* begin Exercise input *
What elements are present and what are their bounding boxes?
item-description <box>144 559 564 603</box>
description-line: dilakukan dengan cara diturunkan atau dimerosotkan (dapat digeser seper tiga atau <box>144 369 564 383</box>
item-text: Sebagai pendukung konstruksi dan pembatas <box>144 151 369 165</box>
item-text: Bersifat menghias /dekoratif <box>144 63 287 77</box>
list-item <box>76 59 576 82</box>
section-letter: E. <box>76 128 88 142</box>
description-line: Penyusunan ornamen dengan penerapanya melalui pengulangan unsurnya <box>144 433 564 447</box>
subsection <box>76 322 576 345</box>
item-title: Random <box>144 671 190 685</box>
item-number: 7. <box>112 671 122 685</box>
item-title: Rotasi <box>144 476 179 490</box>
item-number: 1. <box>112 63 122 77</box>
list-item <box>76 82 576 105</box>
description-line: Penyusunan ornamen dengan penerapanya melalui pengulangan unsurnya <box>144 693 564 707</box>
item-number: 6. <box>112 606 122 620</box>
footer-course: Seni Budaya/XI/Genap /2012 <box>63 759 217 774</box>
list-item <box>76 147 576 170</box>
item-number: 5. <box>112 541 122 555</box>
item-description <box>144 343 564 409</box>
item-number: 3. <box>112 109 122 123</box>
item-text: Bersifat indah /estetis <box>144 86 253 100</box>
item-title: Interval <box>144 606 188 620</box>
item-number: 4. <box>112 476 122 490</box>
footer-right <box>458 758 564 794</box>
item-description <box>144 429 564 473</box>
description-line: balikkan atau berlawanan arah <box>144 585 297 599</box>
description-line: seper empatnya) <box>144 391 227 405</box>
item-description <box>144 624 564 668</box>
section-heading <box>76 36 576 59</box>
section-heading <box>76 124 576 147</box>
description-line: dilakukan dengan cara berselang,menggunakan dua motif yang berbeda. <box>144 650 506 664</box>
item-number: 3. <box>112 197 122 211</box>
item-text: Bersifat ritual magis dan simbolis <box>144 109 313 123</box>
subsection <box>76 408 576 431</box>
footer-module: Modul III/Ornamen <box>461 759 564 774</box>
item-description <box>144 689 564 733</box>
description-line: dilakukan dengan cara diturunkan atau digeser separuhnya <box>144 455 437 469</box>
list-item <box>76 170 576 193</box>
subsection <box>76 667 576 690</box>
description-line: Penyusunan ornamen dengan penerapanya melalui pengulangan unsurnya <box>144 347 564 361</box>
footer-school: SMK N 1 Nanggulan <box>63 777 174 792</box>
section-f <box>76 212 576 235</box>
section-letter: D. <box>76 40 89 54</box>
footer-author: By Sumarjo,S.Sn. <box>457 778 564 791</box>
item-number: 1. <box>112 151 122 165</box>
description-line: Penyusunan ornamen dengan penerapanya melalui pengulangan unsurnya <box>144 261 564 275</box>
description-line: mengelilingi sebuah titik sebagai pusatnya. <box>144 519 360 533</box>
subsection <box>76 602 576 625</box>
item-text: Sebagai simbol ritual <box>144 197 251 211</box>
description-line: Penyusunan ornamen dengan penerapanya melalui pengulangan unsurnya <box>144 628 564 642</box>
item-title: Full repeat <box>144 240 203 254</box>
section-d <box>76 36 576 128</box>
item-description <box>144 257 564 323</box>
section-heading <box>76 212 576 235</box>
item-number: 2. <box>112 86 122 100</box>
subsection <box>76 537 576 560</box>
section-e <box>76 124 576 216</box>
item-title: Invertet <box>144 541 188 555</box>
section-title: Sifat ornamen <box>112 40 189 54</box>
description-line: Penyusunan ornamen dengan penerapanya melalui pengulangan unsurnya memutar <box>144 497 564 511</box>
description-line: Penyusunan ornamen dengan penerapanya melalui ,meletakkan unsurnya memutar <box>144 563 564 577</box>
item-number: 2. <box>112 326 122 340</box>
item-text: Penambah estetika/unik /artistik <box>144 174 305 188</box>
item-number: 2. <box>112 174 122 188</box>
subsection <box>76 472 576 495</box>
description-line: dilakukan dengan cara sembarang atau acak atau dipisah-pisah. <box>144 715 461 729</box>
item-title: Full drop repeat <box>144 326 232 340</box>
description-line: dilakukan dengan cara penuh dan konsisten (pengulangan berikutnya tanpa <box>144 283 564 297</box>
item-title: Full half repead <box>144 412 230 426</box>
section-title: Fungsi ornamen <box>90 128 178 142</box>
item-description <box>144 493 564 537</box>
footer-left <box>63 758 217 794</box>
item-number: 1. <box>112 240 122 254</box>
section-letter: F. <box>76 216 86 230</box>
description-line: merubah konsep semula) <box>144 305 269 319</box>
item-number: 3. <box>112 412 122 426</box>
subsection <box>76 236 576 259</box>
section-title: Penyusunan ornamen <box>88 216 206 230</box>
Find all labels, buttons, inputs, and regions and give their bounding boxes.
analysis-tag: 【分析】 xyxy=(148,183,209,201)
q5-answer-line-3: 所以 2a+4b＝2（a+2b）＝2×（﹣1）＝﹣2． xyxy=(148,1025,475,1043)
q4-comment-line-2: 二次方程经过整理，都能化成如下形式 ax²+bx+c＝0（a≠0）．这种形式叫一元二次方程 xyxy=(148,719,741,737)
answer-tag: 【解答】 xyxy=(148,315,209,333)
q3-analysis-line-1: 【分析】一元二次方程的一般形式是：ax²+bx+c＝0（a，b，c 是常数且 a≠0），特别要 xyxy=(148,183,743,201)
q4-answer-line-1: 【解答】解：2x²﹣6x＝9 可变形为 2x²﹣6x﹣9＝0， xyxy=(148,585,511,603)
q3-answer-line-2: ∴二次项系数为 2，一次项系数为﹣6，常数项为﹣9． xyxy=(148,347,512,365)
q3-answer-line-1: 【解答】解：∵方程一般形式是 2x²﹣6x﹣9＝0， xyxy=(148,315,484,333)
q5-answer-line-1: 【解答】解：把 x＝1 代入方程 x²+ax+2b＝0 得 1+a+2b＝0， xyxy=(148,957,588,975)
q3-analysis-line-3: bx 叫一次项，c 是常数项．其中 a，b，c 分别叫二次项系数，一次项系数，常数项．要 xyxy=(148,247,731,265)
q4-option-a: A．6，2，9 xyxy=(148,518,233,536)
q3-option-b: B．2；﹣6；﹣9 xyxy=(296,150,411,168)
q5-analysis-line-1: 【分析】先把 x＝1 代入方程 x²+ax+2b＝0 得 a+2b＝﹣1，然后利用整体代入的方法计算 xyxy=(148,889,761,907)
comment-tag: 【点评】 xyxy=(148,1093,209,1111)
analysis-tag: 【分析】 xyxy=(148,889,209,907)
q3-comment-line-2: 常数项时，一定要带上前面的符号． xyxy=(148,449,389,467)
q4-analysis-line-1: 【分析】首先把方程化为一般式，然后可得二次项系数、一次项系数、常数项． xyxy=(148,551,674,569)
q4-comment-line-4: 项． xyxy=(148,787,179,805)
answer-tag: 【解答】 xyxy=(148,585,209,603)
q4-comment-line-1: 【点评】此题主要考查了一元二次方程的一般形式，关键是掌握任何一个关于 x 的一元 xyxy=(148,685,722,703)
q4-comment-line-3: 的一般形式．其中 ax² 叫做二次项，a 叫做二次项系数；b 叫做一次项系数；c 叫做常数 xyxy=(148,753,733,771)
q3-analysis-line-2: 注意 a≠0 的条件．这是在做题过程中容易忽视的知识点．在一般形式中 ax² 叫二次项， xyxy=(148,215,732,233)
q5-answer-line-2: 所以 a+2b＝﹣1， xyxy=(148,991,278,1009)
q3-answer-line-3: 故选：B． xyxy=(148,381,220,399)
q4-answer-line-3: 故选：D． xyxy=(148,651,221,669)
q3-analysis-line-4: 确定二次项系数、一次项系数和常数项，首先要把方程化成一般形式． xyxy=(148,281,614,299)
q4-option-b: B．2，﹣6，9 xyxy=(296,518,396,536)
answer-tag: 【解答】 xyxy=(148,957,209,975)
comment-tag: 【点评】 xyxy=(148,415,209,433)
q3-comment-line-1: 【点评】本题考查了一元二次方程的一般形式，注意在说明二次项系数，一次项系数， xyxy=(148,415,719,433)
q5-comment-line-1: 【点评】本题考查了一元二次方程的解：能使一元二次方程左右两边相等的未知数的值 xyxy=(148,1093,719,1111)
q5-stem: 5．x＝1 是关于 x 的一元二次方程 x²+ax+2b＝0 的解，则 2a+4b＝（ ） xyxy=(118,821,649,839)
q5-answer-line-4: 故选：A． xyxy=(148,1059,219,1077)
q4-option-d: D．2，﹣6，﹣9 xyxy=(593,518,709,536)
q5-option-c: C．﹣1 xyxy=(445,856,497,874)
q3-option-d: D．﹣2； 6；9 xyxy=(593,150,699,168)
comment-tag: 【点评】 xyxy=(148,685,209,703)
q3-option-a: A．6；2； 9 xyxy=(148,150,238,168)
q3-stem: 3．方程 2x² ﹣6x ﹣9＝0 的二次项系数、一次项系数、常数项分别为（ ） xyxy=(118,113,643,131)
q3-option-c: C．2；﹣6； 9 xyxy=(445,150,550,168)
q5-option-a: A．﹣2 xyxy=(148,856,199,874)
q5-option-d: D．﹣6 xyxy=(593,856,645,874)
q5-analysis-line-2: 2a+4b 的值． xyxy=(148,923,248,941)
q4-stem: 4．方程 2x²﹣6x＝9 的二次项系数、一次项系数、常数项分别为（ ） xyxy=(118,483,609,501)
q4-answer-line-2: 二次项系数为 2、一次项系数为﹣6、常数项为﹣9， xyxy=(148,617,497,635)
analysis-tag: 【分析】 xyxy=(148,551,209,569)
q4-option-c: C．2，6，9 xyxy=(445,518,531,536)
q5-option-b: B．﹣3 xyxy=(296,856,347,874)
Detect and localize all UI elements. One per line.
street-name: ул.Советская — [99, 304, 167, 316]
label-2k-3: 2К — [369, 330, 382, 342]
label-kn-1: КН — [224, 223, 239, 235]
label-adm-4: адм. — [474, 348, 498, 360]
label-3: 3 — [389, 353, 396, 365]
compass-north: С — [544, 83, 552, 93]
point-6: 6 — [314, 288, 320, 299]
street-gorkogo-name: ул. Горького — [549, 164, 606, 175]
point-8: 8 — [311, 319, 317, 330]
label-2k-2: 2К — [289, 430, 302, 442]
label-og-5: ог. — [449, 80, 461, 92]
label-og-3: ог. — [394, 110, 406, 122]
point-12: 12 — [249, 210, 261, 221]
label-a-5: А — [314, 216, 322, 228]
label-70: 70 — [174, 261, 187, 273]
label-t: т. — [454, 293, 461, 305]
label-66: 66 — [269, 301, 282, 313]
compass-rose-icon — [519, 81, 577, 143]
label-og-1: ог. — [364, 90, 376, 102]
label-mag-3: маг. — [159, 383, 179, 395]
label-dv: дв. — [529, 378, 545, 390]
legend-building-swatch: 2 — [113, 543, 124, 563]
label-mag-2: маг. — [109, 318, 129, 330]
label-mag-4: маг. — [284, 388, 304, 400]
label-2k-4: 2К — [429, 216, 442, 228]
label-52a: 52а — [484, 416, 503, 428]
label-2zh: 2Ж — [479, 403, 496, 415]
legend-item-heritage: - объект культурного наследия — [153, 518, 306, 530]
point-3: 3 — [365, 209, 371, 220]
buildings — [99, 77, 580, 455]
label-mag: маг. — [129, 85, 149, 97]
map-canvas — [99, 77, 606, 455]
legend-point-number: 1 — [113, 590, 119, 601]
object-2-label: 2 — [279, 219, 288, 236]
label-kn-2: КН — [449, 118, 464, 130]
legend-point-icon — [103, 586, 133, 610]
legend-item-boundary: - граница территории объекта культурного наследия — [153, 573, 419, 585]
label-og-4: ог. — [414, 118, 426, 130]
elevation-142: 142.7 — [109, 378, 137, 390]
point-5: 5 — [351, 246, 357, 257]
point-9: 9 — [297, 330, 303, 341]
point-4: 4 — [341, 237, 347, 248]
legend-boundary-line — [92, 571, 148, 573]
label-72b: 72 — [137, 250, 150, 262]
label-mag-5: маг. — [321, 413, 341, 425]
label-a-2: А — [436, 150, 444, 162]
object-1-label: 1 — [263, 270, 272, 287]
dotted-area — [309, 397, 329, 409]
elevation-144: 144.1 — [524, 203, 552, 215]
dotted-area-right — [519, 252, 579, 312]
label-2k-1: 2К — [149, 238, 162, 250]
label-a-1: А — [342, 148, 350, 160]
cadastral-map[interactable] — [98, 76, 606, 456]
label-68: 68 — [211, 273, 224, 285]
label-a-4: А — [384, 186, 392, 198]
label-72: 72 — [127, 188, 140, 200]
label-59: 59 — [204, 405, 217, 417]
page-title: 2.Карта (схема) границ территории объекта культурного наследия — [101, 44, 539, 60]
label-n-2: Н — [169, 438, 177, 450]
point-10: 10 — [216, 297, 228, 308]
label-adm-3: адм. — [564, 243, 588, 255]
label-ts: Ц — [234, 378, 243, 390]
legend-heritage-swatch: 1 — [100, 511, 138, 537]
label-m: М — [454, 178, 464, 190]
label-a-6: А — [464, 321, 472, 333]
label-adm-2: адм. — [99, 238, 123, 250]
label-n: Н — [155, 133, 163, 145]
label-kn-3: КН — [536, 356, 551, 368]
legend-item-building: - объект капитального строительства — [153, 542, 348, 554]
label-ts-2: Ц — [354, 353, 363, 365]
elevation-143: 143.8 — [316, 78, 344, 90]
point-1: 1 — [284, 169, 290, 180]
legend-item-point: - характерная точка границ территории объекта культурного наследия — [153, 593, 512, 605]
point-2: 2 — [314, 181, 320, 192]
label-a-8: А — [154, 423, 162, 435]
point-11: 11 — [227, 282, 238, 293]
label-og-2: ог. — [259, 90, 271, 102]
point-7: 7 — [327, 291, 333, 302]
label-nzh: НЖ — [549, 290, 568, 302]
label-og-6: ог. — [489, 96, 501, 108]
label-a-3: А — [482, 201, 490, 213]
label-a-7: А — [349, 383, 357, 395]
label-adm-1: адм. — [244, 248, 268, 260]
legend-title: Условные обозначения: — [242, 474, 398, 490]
* end Exercise input *
Your objective >>
Copy out the material from its first line through the line containing "item-text: Sebagai pendukung", with both of those lines included.

Solved exercise >>
What elements are present and what are their bounding boxes?
item-description <box>144 559 564 603</box>
description-line: dilakukan dengan cara diturunkan atau dimerosotkan (dapat digeser seper tiga atau <box>144 369 564 383</box>
item-text: Sebagai pendukung konstruksi dan pembatas <box>144 151 369 165</box>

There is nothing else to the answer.